__Stored records__
--------------------------------------------------
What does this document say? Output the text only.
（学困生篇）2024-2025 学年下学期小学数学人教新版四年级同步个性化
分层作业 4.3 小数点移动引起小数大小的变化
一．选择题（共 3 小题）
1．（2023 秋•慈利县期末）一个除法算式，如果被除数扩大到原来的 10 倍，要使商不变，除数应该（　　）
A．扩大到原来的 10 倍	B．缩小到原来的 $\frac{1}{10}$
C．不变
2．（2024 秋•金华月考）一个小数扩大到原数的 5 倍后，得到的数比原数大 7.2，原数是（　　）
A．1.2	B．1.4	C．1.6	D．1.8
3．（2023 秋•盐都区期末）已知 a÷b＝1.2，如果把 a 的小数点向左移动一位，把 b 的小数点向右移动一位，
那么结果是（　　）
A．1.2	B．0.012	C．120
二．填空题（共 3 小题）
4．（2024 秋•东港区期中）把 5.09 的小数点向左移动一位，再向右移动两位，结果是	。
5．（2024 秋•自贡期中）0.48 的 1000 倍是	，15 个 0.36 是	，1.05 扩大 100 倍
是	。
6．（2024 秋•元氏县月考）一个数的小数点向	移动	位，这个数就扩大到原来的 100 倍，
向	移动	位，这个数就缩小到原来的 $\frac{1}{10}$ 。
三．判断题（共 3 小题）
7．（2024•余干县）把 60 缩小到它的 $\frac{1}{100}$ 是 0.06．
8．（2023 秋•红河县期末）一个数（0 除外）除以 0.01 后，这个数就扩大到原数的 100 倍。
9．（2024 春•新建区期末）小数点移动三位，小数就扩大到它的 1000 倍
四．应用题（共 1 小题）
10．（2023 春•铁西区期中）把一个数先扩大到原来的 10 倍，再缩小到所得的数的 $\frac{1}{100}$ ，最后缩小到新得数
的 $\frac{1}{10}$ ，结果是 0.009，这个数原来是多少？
--------------------------------------------------
__PROMPT__
Exactly as they are written, print the entries again.

__RESPONSE__
What does this document say? Output the text only.
（学困生篇）2024-2025 学年下学期小学数学人教新版四年级同步个性化
分层作业 4.3 小数点移动引起小数大小的变化
一．选择题（共 3 小题）
1．（2023 秋•慈利县期末）一个除法算式，如果被除数扩大到原来的 10 倍，要使商不变，除数应该（　　）
A．扩大到原来的 10 倍	B．缩小到原来的 $\frac{1}{10}$
C．不变
2．（2024 秋•金华月考）一个小数扩大到原数的 5 倍后，得到的数比原数大 7.2，原数是（　　）
A．1.2	B．1.4	C．1.6	D．1.8
3．（2023 秋•盐都区期末）已知 a÷b＝1.2，如果把 a 的小数点向左移动一位，把 b 的小数点向右移动一位，
那么结果是（　　）
A．1.2	B．0.012	C．120
二．填空题（共 3 小题）
4．（2024 秋•东港区期中）把 5.09 的小数点向左移动一位，再向右移动两位，结果是	。
5．（2024 秋•自贡期中）0.48 的 1000 倍是	，15 个 0.36 是	，1.05 扩大 100 倍
是	。
6．（2024 秋•元氏县月考）一个数的小数点向	移动	位，这个数就扩大到原来的 100 倍，
向	移动	位，这个数就缩小到原来的 $\frac{1}{10}$ 。
三．判断题（共 3 小题）
7．（2024•余干县）把 60 缩小到它的 $\frac{1}{100}$ 是 0.06．
8．（2023 秋•红河县期末）一个数（0 除外）除以 0.01 后，这个数就扩大到原数的 100 倍。
9．（2024 春•新建区期末）小数点移动三位，小数就扩大到它的 1000 倍
四．应用题（共 1 小题）
10．（2023 春•铁西区期中）把一个数先扩大到原来的 10 倍，再缩小到所得的数的 $\frac{1}{100}$ ，最后缩小到新得数
的 $\frac{1}{10}$ ，结果是 0.009，这个数原来是多少？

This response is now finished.